Copy out the records in full, word for word, without pictures.
------ Data section ------
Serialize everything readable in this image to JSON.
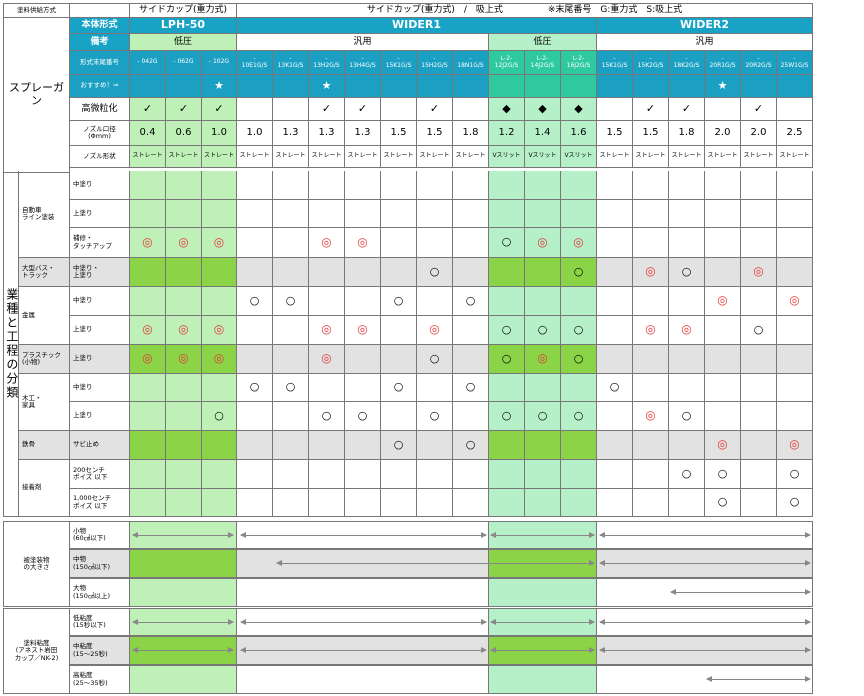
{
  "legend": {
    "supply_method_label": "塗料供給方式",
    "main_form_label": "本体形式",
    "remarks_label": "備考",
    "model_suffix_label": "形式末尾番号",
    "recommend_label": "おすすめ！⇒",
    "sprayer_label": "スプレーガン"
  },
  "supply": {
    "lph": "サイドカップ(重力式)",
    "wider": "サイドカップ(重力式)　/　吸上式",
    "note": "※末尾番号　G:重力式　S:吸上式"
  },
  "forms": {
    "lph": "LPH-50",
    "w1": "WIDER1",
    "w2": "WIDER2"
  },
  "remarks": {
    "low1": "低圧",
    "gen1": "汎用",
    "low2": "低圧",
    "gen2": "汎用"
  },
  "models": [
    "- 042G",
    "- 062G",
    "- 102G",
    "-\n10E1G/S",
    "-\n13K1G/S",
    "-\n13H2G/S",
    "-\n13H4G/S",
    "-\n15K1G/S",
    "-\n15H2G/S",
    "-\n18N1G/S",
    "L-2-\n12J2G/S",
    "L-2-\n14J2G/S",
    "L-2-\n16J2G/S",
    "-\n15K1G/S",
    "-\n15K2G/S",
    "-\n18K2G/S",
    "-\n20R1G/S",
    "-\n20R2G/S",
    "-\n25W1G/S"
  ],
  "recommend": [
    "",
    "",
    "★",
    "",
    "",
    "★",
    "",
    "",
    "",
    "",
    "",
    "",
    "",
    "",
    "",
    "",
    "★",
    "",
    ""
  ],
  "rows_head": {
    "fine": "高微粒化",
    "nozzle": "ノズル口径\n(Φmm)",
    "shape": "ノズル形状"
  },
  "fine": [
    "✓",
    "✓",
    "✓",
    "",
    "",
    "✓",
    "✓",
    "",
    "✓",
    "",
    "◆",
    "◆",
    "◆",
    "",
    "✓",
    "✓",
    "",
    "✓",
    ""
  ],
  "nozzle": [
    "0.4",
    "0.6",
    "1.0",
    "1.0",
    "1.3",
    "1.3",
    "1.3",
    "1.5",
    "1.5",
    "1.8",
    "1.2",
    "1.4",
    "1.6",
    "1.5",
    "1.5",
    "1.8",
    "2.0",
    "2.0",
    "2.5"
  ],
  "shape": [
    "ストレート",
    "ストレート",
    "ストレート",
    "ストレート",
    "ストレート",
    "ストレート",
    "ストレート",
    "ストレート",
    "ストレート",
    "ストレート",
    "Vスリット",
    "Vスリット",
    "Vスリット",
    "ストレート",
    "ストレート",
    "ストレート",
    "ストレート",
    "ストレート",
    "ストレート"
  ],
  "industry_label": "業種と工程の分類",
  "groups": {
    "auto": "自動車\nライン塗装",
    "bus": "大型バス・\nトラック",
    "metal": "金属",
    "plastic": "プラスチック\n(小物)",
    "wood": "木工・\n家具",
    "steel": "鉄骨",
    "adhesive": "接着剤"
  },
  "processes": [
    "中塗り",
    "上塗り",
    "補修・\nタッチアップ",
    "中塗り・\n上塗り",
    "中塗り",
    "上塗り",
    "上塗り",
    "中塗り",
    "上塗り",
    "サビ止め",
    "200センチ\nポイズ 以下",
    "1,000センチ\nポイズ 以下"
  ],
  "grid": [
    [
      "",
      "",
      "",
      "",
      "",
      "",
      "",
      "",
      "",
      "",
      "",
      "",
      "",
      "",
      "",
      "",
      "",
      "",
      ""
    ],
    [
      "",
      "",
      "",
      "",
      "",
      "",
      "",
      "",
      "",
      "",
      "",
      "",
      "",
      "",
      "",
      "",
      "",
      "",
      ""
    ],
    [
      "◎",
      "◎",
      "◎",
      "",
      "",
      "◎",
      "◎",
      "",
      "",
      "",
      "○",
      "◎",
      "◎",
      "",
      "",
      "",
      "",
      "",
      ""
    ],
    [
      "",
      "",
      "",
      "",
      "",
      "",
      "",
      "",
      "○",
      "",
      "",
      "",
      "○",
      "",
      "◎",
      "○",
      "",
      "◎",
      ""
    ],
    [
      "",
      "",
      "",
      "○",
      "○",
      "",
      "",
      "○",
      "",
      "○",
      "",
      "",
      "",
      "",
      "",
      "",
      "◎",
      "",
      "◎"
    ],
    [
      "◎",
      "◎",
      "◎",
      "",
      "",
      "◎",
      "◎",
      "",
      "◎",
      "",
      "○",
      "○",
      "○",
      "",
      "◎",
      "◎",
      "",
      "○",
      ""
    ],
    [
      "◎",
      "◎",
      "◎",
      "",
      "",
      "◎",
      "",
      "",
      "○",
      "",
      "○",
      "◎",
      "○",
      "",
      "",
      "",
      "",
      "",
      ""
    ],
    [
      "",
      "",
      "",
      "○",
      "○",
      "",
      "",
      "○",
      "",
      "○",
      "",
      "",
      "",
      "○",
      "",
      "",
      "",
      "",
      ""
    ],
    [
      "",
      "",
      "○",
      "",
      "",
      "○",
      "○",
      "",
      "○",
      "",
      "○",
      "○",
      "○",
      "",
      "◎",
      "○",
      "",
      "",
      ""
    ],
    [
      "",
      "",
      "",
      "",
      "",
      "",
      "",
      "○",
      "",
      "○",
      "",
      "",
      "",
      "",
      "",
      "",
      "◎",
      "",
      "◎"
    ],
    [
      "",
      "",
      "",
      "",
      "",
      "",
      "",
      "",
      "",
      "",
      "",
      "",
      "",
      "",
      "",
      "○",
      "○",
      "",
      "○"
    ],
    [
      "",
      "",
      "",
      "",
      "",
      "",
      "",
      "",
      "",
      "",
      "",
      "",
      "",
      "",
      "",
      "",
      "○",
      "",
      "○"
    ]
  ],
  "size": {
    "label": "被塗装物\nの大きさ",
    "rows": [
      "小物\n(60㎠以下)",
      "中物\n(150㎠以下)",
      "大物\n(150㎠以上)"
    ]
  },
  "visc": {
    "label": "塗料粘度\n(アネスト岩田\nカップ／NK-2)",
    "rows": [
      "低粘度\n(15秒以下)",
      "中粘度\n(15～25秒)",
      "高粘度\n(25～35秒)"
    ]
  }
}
------
§ **Complete response**:
Serialize everything readable in this image to JSON.
{
  "legend": {
    "supply_method_label": "塗料供給方式",
    "main_form_label": "本体形式",
    "remarks_label": "備考",
    "model_suffix_label": "形式末尾番号",
    "recommend_label": "おすすめ！⇒",
    "sprayer_label": "スプレーガン"
  },
  "supply": {
    "lph": "サイドカップ(重力式)",
    "wider": "サイドカップ(重力式)　/　吸上式",
    "note": "※末尾番号　G:重力式　S:吸上式"
  },
  "forms": {
    "lph": "LPH-50",
    "w1": "WIDER1",
    "w2": "WIDER2"
  },
  "remarks": {
    "low1": "低圧",
    "gen1": "汎用",
    "low2": "低圧",
    "gen2": "汎用"
  },
  "models": [
    "- 042G",
    "- 062G",
    "- 102G",
    "-\n10E1G/S",
    "-\n13K1G/S",
    "-\n13H2G/S",
    "-\n13H4G/S",
    "-\n15K1G/S",
    "-\n15H2G/S",
    "-\n18N1G/S",
    "L-2-\n12J2G/S",
    "L-2-\n14J2G/S",
    "L-2-\n16J2G/S",
    "-\n15K1G/S",
    "-\n15K2G/S",
    "-\n18K2G/S",
    "-\n20R1G/S",
    "-\n20R2G/S",
    "-\n25W1G/S"
  ],
  "recommend": [
    "",
    "",
    "★",
    "",
    "",
    "★",
    "",
    "",
    "",
    "",
    "",
    "",
    "",
    "",
    "",
    "",
    "★",
    "",
    ""
  ],
  "rows_head": {
    "fine": "高微粒化",
    "nozzle": "ノズル口径\n(Φmm)",
    "shape": "ノズル形状"
  },
  "fine": [
    "✓",
    "✓",
    "✓",
    "",
    "",
    "✓",
    "✓",
    "",
    "✓",
    "",
    "◆",
    "◆",
    "◆",
    "",
    "✓",
    "✓",
    "",
    "✓",
    ""
  ],
  "nozzle": [
    "0.4",
    "0.6",
    "1.0",
    "1.0",
    "1.3",
    "1.3",
    "1.3",
    "1.5",
    "1.5",
    "1.8",
    "1.2",
    "1.4",
    "1.6",
    "1.5",
    "1.5",
    "1.8",
    "2.0",
    "2.0",
    "2.5"
  ],
  "shape": [
    "ストレート",
    "ストレート",
    "ストレート",
    "ストレート",
    "ストレート",
    "ストレート",
    "ストレート",
    "ストレート",
    "ストレート",
    "ストレート",
    "Vスリット",
    "Vスリット",
    "Vスリット",
    "ストレート",
    "ストレート",
    "ストレート",
    "ストレート",
    "ストレート",
    "ストレート"
  ],
  "industry_label": "業種と工程の分類",
  "groups": {
    "auto": "自動車\nライン塗装",
    "bus": "大型バス・\nトラック",
    "metal": "金属",
    "plastic": "プラスチック\n(小物)",
    "wood": "木工・\n家具",
    "steel": "鉄骨",
    "adhesive": "接着剤"
  },
  "processes": [
    "中塗り",
    "上塗り",
    "補修・\nタッチアップ",
    "中塗り・\n上塗り",
    "中塗り",
    "上塗り",
    "上塗り",
    "中塗り",
    "上塗り",
    "サビ止め",
    "200センチ\nポイズ 以下",
    "1,000センチ\nポイズ 以下"
  ],
  "grid": [
    [
      "",
      "",
      "",
      "",
      "",
      "",
      "",
      "",
      "",
      "",
      "",
      "",
      "",
      "",
      "",
      "",
      "",
      "",
      ""
    ],
    [
      "",
      "",
      "",
      "",
      "",
      "",
      "",
      "",
      "",
      "",
      "",
      "",
      "",
      "",
      "",
      "",
      "",
      "",
      ""
    ],
    [
      "◎",
      "◎",
      "◎",
      "",
      "",
      "◎",
      "◎",
      "",
      "",
      "",
      "○",
      "◎",
      "◎",
      "",
      "",
      "",
      "",
      "",
      ""
    ],
    [
      "",
      "",
      "",
      "",
      "",
      "",
      "",
      "",
      "○",
      "",
      "",
      "",
      "○",
      "",
      "◎",
      "○",
      "",
      "◎",
      ""
    ],
    [
      "",
      "",
      "",
      "○",
      "○",
      "",
      "",
      "○",
      "",
      "○",
      "",
      "",
      "",
      "",
      "",
      "",
      "◎",
      "",
      "◎"
    ],
    [
      "◎",
      "◎",
      "◎",
      "",
      "",
      "◎",
      "◎",
      "",
      "◎",
      "",
      "○",
      "○",
      "○",
      "",
      "◎",
      "◎",
      "",
      "○",
      ""
    ],
    [
      "◎",
      "◎",
      "◎",
      "",
      "",
      "◎",
      "",
      "",
      "○",
      "",
      "○",
      "◎",
      "○",
      "",
      "",
      "",
      "",
      "",
      ""
    ],
    [
      "",
      "",
      "",
      "○",
      "○",
      "",
      "",
      "○",
      "",
      "○",
      "",
      "",
      "",
      "○",
      "",
      "",
      "",
      "",
      ""
    ],
    [
      "",
      "",
      "○",
      "",
      "",
      "○",
      "○",
      "",
      "○",
      "",
      "○",
      "○",
      "○",
      "",
      "◎",
      "○",
      "",
      "",
      ""
    ],
    [
      "",
      "",
      "",
      "",
      "",
      "",
      "",
      "○",
      "",
      "○",
      "",
      "",
      "",
      "",
      "",
      "",
      "◎",
      "",
      "◎"
    ],
    [
      "",
      "",
      "",
      "",
      "",
      "",
      "",
      "",
      "",
      "",
      "",
      "",
      "",
      "",
      "",
      "○",
      "○",
      "",
      "○"
    ],
    [
      "",
      "",
      "",
      "",
      "",
      "",
      "",
      "",
      "",
      "",
      "",
      "",
      "",
      "",
      "",
      "",
      "○",
      "",
      "○"
    ]
  ],
  "size": {
    "label": "被塗装物\nの大きさ",
    "rows": [
      "小物\n(60㎠以下)",
      "中物\n(150㎠以下)",
      "大物\n(150㎠以上)"
    ]
  },
  "visc": {
    "label": "塗料粘度\n(アネスト岩田\nカップ／NK-2)",
    "rows": [
      "低粘度\n(15秒以下)",
      "中粘度\n(15～25秒)",
      "高粘度\n(25～35秒)"
    ]
  }
}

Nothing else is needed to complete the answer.